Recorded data
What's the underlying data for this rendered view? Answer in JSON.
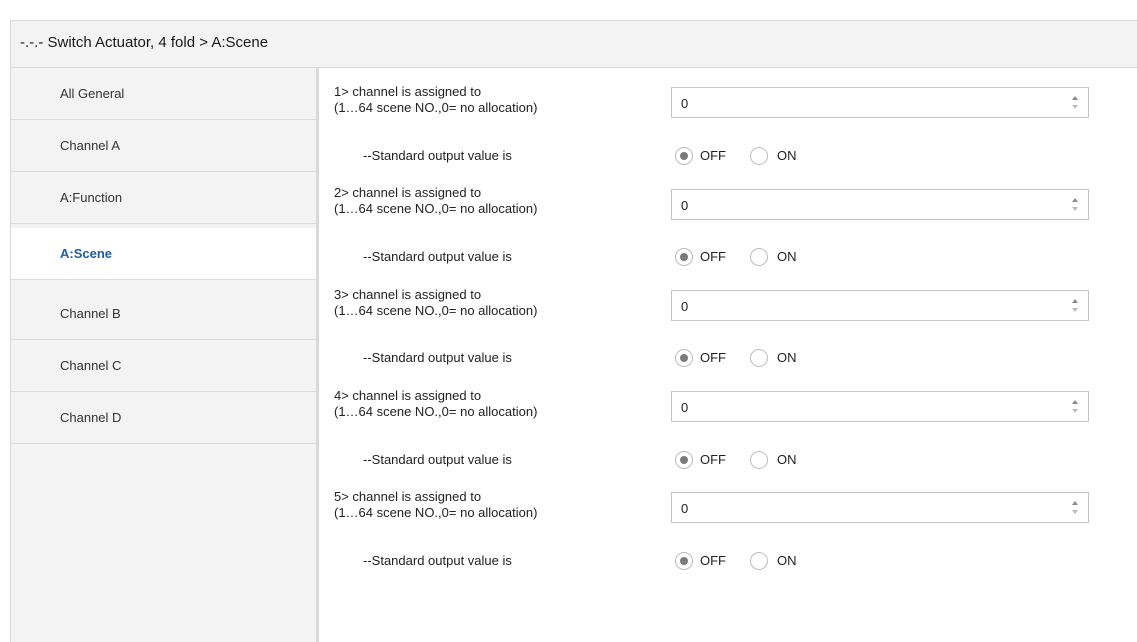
{
  "title": "-.-.- Switch Actuator, 4 fold > A:Scene",
  "sidebar": {
    "items": [
      {
        "label": "All General"
      },
      {
        "label": "Channel A"
      },
      {
        "label": "A:Function"
      },
      {
        "label": "A:Scene",
        "active": true
      },
      {
        "label": "Channel B"
      },
      {
        "label": "Channel C"
      },
      {
        "label": "Channel D"
      }
    ]
  },
  "params": [
    {
      "assign_label": "1> channel is assigned to",
      "range_label": "(1…64 scene NO.,0= no allocation)",
      "value": "0",
      "output_label": "--Standard output value is",
      "off_label": "OFF",
      "on_label": "ON",
      "selected": "OFF"
    },
    {
      "assign_label": "2> channel is assigned to",
      "range_label": "(1…64 scene NO.,0= no allocation)",
      "value": "0",
      "output_label": "--Standard output value is",
      "off_label": "OFF",
      "on_label": "ON",
      "selected": "OFF"
    },
    {
      "assign_label": "3> channel is assigned to",
      "range_label": "(1…64 scene NO.,0= no allocation)",
      "value": "0",
      "output_label": "--Standard output value is",
      "off_label": "OFF",
      "on_label": "ON",
      "selected": "OFF"
    },
    {
      "assign_label": "4> channel is assigned to",
      "range_label": "(1…64 scene NO.,0= no allocation)",
      "value": "0",
      "output_label": "--Standard output value is",
      "off_label": "OFF",
      "on_label": "ON",
      "selected": "OFF"
    },
    {
      "assign_label": "5> channel is assigned to",
      "range_label": "(1…64 scene NO.,0= no allocation)",
      "value": "0",
      "output_label": "--Standard output value is",
      "off_label": "OFF",
      "on_label": "ON",
      "selected": "OFF"
    }
  ],
  "colors": {
    "active_item": "#1e5fa0",
    "sidebar_bg": "#f3f3f3"
  },
  "icons": {
    "spin_up": "triangle-up-icon",
    "spin_down": "triangle-down-icon",
    "radio": "radio-button"
  }
}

STATED TASK:
Without the pictures, retype the whole of the material above exactly.

OUTPUT FOR THIS TASK:
What's the underlying data for this rendered view? Answer in JSON.
{
  "title": "-.-.- Switch Actuator, 4 fold > A:Scene",
  "sidebar": {
    "items": [
      {
        "label": "All General"
      },
      {
        "label": "Channel A"
      },
      {
        "label": "A:Function"
      },
      {
        "label": "A:Scene",
        "active": true
      },
      {
        "label": "Channel B"
      },
      {
        "label": "Channel C"
      },
      {
        "label": "Channel D"
      }
    ]
  },
  "params": [
    {
      "assign_label": "1> channel is assigned to",
      "range_label": "(1…64 scene NO.,0= no allocation)",
      "value": "0",
      "output_label": "--Standard output value is",
      "off_label": "OFF",
      "on_label": "ON",
      "selected": "OFF"
    },
    {
      "assign_label": "2> channel is assigned to",
      "range_label": "(1…64 scene NO.,0= no allocation)",
      "value": "0",
      "output_label": "--Standard output value is",
      "off_label": "OFF",
      "on_label": "ON",
      "selected": "OFF"
    },
    {
      "assign_label": "3> channel is assigned to",
      "range_label": "(1…64 scene NO.,0= no allocation)",
      "value": "0",
      "output_label": "--Standard output value is",
      "off_label": "OFF",
      "on_label": "ON",
      "selected": "OFF"
    },
    {
      "assign_label": "4> channel is assigned to",
      "range_label": "(1…64 scene NO.,0= no allocation)",
      "value": "0",
      "output_label": "--Standard output value is",
      "off_label": "OFF",
      "on_label": "ON",
      "selected": "OFF"
    },
    {
      "assign_label": "5> channel is assigned to",
      "range_label": "(1…64 scene NO.,0= no allocation)",
      "value": "0",
      "output_label": "--Standard output value is",
      "off_label": "OFF",
      "on_label": "ON",
      "selected": "OFF"
    }
  ],
  "colors": {
    "active_item": "#1e5fa0",
    "sidebar_bg": "#f3f3f3"
  },
  "icons": {
    "spin_up": "triangle-up-icon",
    "spin_down": "triangle-down-icon",
    "radio": "radio-button"
  }
}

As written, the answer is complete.